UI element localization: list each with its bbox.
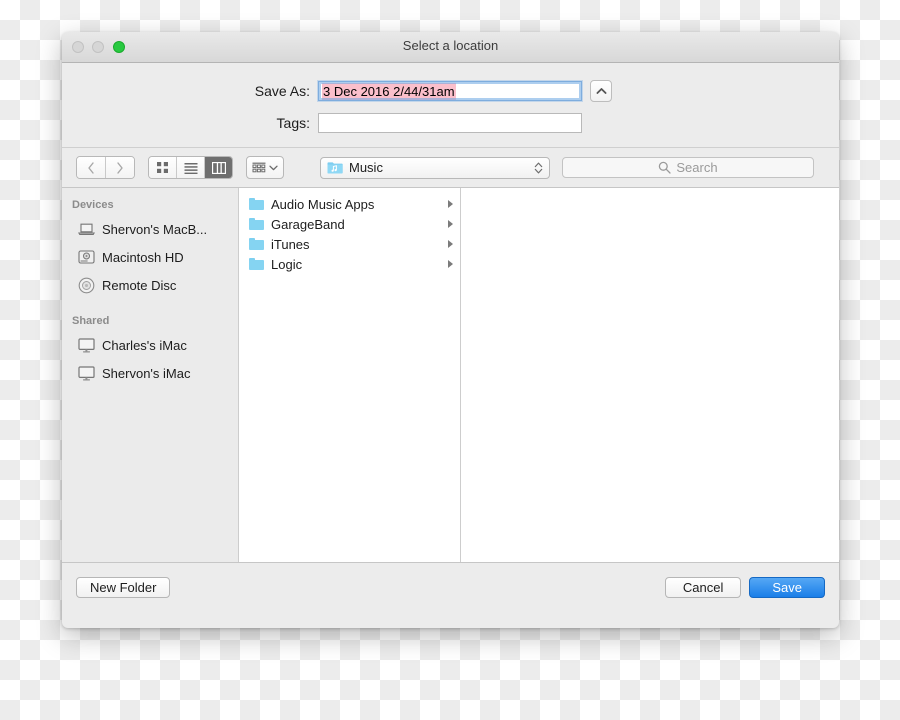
harddisk-icon [78, 250, 95, 264]
disclosure-triangle-icon[interactable] [448, 200, 453, 208]
search-icon [658, 161, 671, 174]
save-as-value: 3 Dec 2016 2/44/31am [322, 83, 456, 100]
save-as-row: Save As: 3 Dec 2016 2/44/31am [62, 80, 839, 102]
sidebar-item-remote-disc[interactable]: Remote Disc [62, 271, 238, 299]
columns-icon [212, 162, 226, 174]
disclosure-triangle-icon[interactable] [448, 260, 453, 268]
list-item[interactable]: GarageBand [239, 214, 460, 234]
save-dialog-window: Select a location Save As: 3 Dec 2016 2/… [62, 32, 839, 628]
disclosure-triangle-icon[interactable] [448, 240, 453, 248]
group-by-button[interactable] [246, 156, 284, 179]
browser-body: Devices Shervon's MacB... Macintosh HD [62, 188, 839, 562]
expand-collapse-button[interactable] [590, 80, 612, 102]
sidebar-section-header-shared: Shared [62, 299, 238, 331]
chevron-up-icon [596, 87, 607, 95]
list-icon [184, 162, 198, 174]
file-column-two [461, 188, 839, 562]
tags-row: Tags: [62, 113, 839, 133]
tags-input[interactable] [318, 113, 582, 133]
window-title: Select a location [62, 38, 839, 53]
folder-icon [249, 218, 264, 230]
sidebar-section-header-devices: Devices [62, 199, 238, 215]
new-folder-button[interactable]: New Folder [76, 577, 170, 598]
save-as-input[interactable]: 3 Dec 2016 2/44/31am [318, 81, 582, 101]
dialog-bottom-bar: New Folder Cancel Save [62, 562, 839, 612]
sidebar-item-macbook[interactable]: Shervon's MacB... [62, 215, 238, 243]
sidebar: Devices Shervon's MacB... Macintosh HD [62, 188, 239, 562]
list-item[interactable]: iTunes [239, 234, 460, 254]
imac-display-icon [78, 366, 95, 381]
search-placeholder: Search [676, 160, 717, 175]
imac-display-icon [78, 338, 95, 353]
tags-label: Tags: [62, 115, 318, 131]
sidebar-item-shervon-imac[interactable]: Shervon's iMac [62, 359, 238, 387]
sidebar-item-label: Macintosh HD [102, 250, 184, 265]
group-by-icon [252, 162, 266, 174]
finder-toolbar: Music Search [62, 148, 839, 188]
forward-button[interactable] [106, 157, 134, 178]
music-folder-icon [327, 161, 343, 174]
chevron-down-icon [269, 165, 278, 171]
file-column-one: Audio Music Apps GarageBand iTunes Logic [239, 188, 461, 562]
file-name: iTunes [271, 237, 448, 252]
cancel-button[interactable]: Cancel [665, 577, 741, 598]
sidebar-item-charles-imac[interactable]: Charles's iMac [62, 331, 238, 359]
grid-icon [156, 161, 169, 174]
file-name: Audio Music Apps [271, 197, 448, 212]
folder-icon [249, 238, 264, 250]
save-as-label: Save As: [62, 83, 318, 99]
file-name: GarageBand [271, 217, 448, 232]
save-button[interactable]: Save [749, 577, 825, 598]
sidebar-item-macintosh-hd[interactable]: Macintosh HD [62, 243, 238, 271]
search-input[interactable]: Search [562, 157, 814, 178]
folder-icon [249, 198, 264, 210]
icon-view-button[interactable] [149, 157, 177, 178]
sidebar-item-label: Charles's iMac [102, 338, 187, 353]
laptop-icon [78, 223, 95, 236]
folder-icon [249, 258, 264, 270]
navigation-buttons [76, 156, 135, 179]
optical-disc-icon [78, 277, 95, 294]
location-name: Music [349, 160, 528, 175]
list-item[interactable]: Logic [239, 254, 460, 274]
save-as-panel: Save As: 3 Dec 2016 2/44/31am Tags: [62, 63, 839, 148]
view-mode-buttons [148, 156, 233, 179]
disclosure-triangle-icon[interactable] [448, 220, 453, 228]
sidebar-item-label: Remote Disc [102, 278, 176, 293]
column-view-button[interactable] [205, 157, 232, 178]
up-down-arrows-icon [534, 161, 543, 175]
title-bar: Select a location [62, 32, 839, 63]
back-button[interactable] [77, 157, 106, 178]
sidebar-item-label: Shervon's MacB... [102, 222, 207, 237]
list-view-button[interactable] [177, 157, 205, 178]
sidebar-item-label: Shervon's iMac [102, 366, 190, 381]
location-popup-button[interactable]: Music [320, 157, 550, 179]
chevron-left-icon [87, 162, 95, 174]
file-name: Logic [271, 257, 448, 272]
chevron-right-icon [116, 162, 124, 174]
list-item[interactable]: Audio Music Apps [239, 194, 460, 214]
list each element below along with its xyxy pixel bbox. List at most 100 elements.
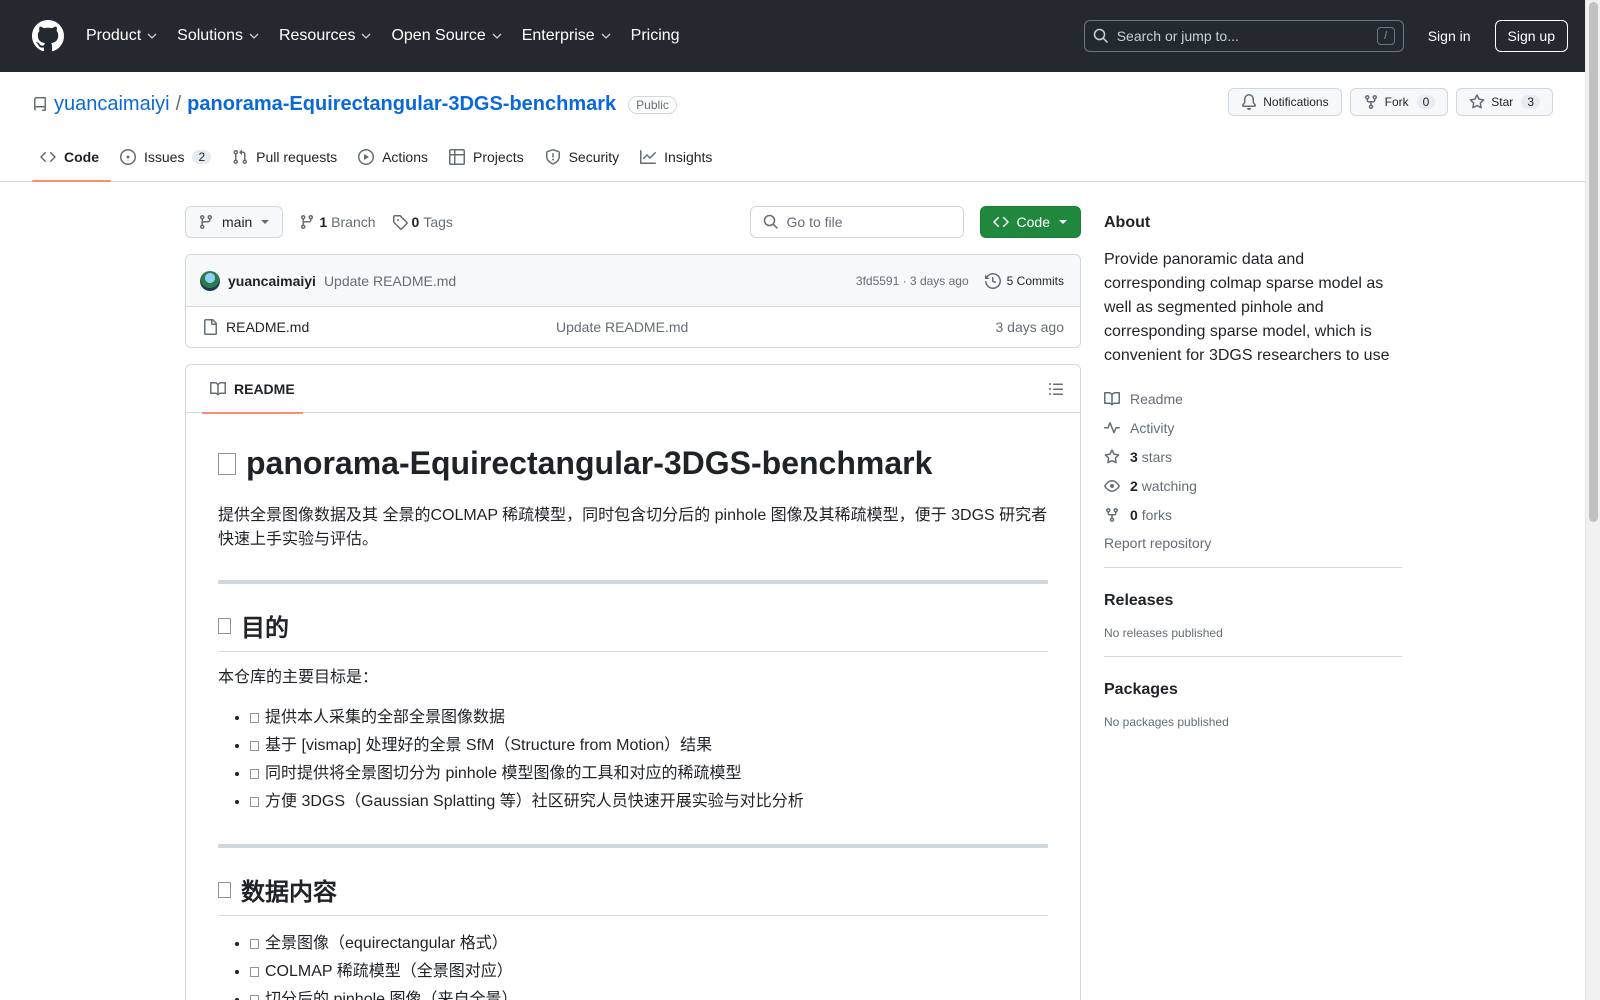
- page-scrollbar[interactable]: [1585, 0, 1600, 1000]
- git-branch-icon: [199, 215, 212, 230]
- commit-hash-date[interactable]: 3fd5591 · 3 days ago: [856, 274, 969, 288]
- fork-icon: [1106, 507, 1118, 522]
- list-item: COLMAP 稀疏模型（全景图对应）: [250, 958, 1048, 986]
- commits-history-link[interactable]: 5 Commits: [984, 272, 1064, 289]
- divider: [218, 580, 1048, 584]
- fork-icon: [1364, 95, 1377, 110]
- tab-issues[interactable]: Issues 2: [112, 133, 223, 181]
- list-item: 基于 [vismap] 处理好的全景 SfM（Structure from Mo…: [250, 732, 1048, 760]
- tab-label: Security: [568, 149, 620, 165]
- stars-link[interactable]: 3 stars: [1104, 442, 1402, 471]
- about-heading: About: [1104, 214, 1151, 231]
- issues-count: 2: [192, 150, 212, 164]
- activity-link[interactable]: Activity: [1104, 413, 1402, 442]
- fork-button[interactable]: Fork 0: [1349, 88, 1449, 116]
- github-logo-icon[interactable]: [32, 20, 64, 52]
- divider: [1104, 656, 1402, 657]
- nav-pricing[interactable]: Pricing: [621, 27, 690, 45]
- readme-intro: 提供全景图像数据及其 全景的COLMAP 稀疏模型，同时包含切分后的 pinho…: [218, 507, 1048, 548]
- play-icon: [358, 149, 375, 165]
- forks-count: 0: [1130, 506, 1138, 523]
- tab-pull-requests[interactable]: Pull requests: [224, 133, 349, 181]
- table-row: README.md Update README.md 3 days ago: [186, 307, 1080, 347]
- tab-actions[interactable]: Actions: [350, 133, 440, 181]
- file-browser: yuancaimaiyi Update README.md 3fd5591 · …: [185, 254, 1081, 348]
- repo-owner-link[interactable]: yuancaimaiyi: [54, 93, 170, 116]
- missing-glyph-box: [250, 797, 259, 807]
- triangle-down-icon: [261, 220, 270, 224]
- tab-insights[interactable]: Insights: [632, 133, 724, 181]
- about-description: Provide panoramic data and corresponding…: [1104, 251, 1390, 364]
- section-heading-purpose: 目的: [218, 608, 1048, 652]
- file-name-link[interactable]: README.md: [226, 319, 556, 335]
- global-search-input[interactable]: Search or jump to... /: [1083, 20, 1404, 52]
- commit-author-link[interactable]: yuancaimaiyi: [228, 273, 316, 289]
- tag-label: Tags: [423, 214, 453, 230]
- go-to-file-input[interactable]: Go to file: [749, 206, 964, 238]
- tab-projects[interactable]: Projects: [441, 133, 536, 181]
- scrollbar-thumb[interactable]: [1589, 2, 1598, 522]
- nav-label: Resources: [278, 27, 356, 44]
- nav-open-source[interactable]: Open Source: [381, 27, 511, 45]
- global-nav: Product Solutions Resources Open Source …: [86, 27, 690, 45]
- releases-heading[interactable]: Releases: [1104, 592, 1402, 610]
- branches-link[interactable]: 1 Branch: [299, 214, 376, 230]
- sign-in-link[interactable]: Sign in: [1428, 28, 1471, 44]
- eye-icon: [1104, 479, 1120, 492]
- missing-glyph-box: [250, 967, 259, 977]
- sign-up-button[interactable]: Sign up: [1494, 20, 1568, 52]
- book-icon: [1104, 391, 1120, 405]
- tab-readme[interactable]: README: [202, 365, 303, 414]
- tab-code[interactable]: Code: [32, 133, 111, 182]
- nav-label: Product: [86, 27, 142, 44]
- avatar[interactable]: [200, 270, 220, 291]
- repo-sidebar: About Provide panoramic data and corresp…: [1104, 182, 1402, 729]
- packages-heading[interactable]: Packages: [1104, 681, 1402, 699]
- branch-select-button[interactable]: main: [185, 206, 284, 238]
- readme-link[interactable]: Readme: [1104, 384, 1402, 413]
- nav-resources[interactable]: Resources: [269, 27, 381, 45]
- list-item: 同时提供将全景图切分为 pinhole 模型图像的工具和对应的稀疏模型: [250, 760, 1048, 788]
- main-column: main 1 Branch 0 Tags Go to file Code yua…: [185, 182, 1081, 1000]
- nav-label: Open Source: [391, 27, 486, 44]
- releases-empty-text: No releases published: [1104, 626, 1223, 640]
- tags-link[interactable]: 0 Tags: [392, 214, 453, 230]
- history-icon: [984, 272, 1001, 289]
- list-item-text: COLMAP 稀疏模型（全景图对应）: [265, 963, 513, 980]
- data-content-list: 全景图像（equirectangular 格式） COLMAP 稀疏模型（全景图…: [218, 930, 1048, 1000]
- nav-enterprise[interactable]: Enterprise: [512, 27, 621, 45]
- forks-link[interactable]: 0 forks: [1104, 500, 1402, 529]
- star-button[interactable]: Star 3: [1456, 88, 1553, 116]
- notifications-button[interactable]: Notifications: [1228, 88, 1342, 116]
- chevron-down-icon: [361, 33, 371, 39]
- tab-label: Pull requests: [256, 149, 338, 165]
- git-branch-icon: [301, 215, 314, 230]
- purpose-list: 提供本人采集的全部全景图像数据 基于 [vismap] 处理好的全景 SfM（S…: [218, 704, 1048, 816]
- report-repository-link[interactable]: Report repository: [1104, 535, 1402, 551]
- list-item: 方便 3DGS（Gaussian Splatting 等）社区研究人员快速开展实…: [250, 788, 1048, 816]
- repo-actions: Notifications Fork 0 Star 3: [1228, 88, 1553, 116]
- code-button-label: Code: [1016, 214, 1050, 230]
- readme-title: panorama-Equirectangular-3DGS-benchmark: [218, 445, 1048, 490]
- latest-commit-row: yuancaimaiyi Update README.md 3fd5591 · …: [186, 255, 1080, 307]
- commit-message-link[interactable]: Update README.md: [324, 273, 456, 289]
- readme-panel: README panorama-Equirectangular-3DGS-ben…: [185, 364, 1081, 1000]
- fork-label: Fork: [1384, 95, 1409, 109]
- list-unordered-icon[interactable]: [1048, 381, 1064, 397]
- nav-solutions[interactable]: Solutions: [167, 27, 269, 45]
- star-icon: [1469, 94, 1485, 109]
- chevron-down-icon: [601, 33, 611, 39]
- section-heading-text: 数据内容: [241, 879, 337, 906]
- code-icon: [40, 151, 56, 163]
- fork-count: 0: [1416, 95, 1436, 109]
- code-icon: [992, 216, 1009, 228]
- code-dropdown-button[interactable]: Code: [979, 206, 1081, 238]
- missing-glyph-box: [250, 995, 259, 1000]
- tab-security[interactable]: Security: [537, 133, 632, 181]
- file-commit-message-link[interactable]: Update README.md: [556, 319, 688, 335]
- nav-product[interactable]: Product: [86, 27, 167, 45]
- chevron-down-icon: [249, 33, 259, 39]
- watchers-link[interactable]: 2 watching: [1104, 471, 1402, 500]
- repo-name-link[interactable]: panorama-Equirectangular-3DGS-benchmark: [187, 93, 616, 116]
- branch-count: 1: [319, 214, 328, 230]
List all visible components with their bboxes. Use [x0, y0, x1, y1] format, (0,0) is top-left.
* * * * *
▶ _What is needed_
Copy out every line of the records from the one containing "harddisk-icon [78, 250, 95, 264]" down to the one containing "tags-label: Tags: [62, 115, 318, 131]", including both of those lines.

▶ _Written answer_
harddisk-icon [78, 250, 95, 264]
disclosure-triangle-icon[interactable] [448, 200, 453, 208]
search-icon [658, 161, 671, 174]
save-as-value: 3 Dec 2016 2/44/31am [322, 83, 456, 100]
save-as-row: Save As: 3 Dec 2016 2/44/31am [62, 80, 839, 102]
sidebar-item-remote-disc[interactable]: Remote Disc [62, 271, 238, 299]
columns-icon [212, 162, 226, 174]
disclosure-triangle-icon[interactable] [448, 260, 453, 268]
list-item[interactable]: GarageBand [239, 214, 460, 234]
save-dialog-window: Select a location Save As: 3 Dec 2016 2/… [62, 32, 839, 628]
disclosure-triangle-icon[interactable] [448, 240, 453, 248]
group-by-button[interactable] [246, 156, 284, 179]
browser-body: Devices Shervon's MacB... Macintosh HD [62, 188, 839, 562]
expand-collapse-button[interactable] [590, 80, 612, 102]
sidebar-section-header-shared: Shared [62, 299, 238, 331]
chevron-up-icon [596, 87, 607, 95]
list-icon [184, 162, 198, 174]
file-column-two [461, 188, 839, 562]
tags-row: Tags: [62, 113, 839, 133]
tags-input[interactable] [318, 113, 582, 133]
window-title: Select a location [62, 38, 839, 53]
folder-icon [249, 218, 264, 230]
sidebar-section-header-devices: Devices [62, 199, 238, 215]
new-folder-button[interactable]: New Folder [76, 577, 170, 598]
save-as-input[interactable]: 3 Dec 2016 2/44/31am [318, 81, 582, 101]
dialog-bottom-bar: New Folder Cancel Save [62, 562, 839, 612]
sidebar-item-macbook[interactable]: Shervon's MacB... [62, 215, 238, 243]
sidebar: Devices Shervon's MacB... Macintosh HD [62, 188, 239, 562]
list-item[interactable]: iTunes [239, 234, 460, 254]
imac-display-icon [78, 366, 95, 381]
search-placeholder: Search [676, 160, 717, 175]
imac-display-icon [78, 338, 95, 353]
tags-label: Tags: [62, 115, 318, 131]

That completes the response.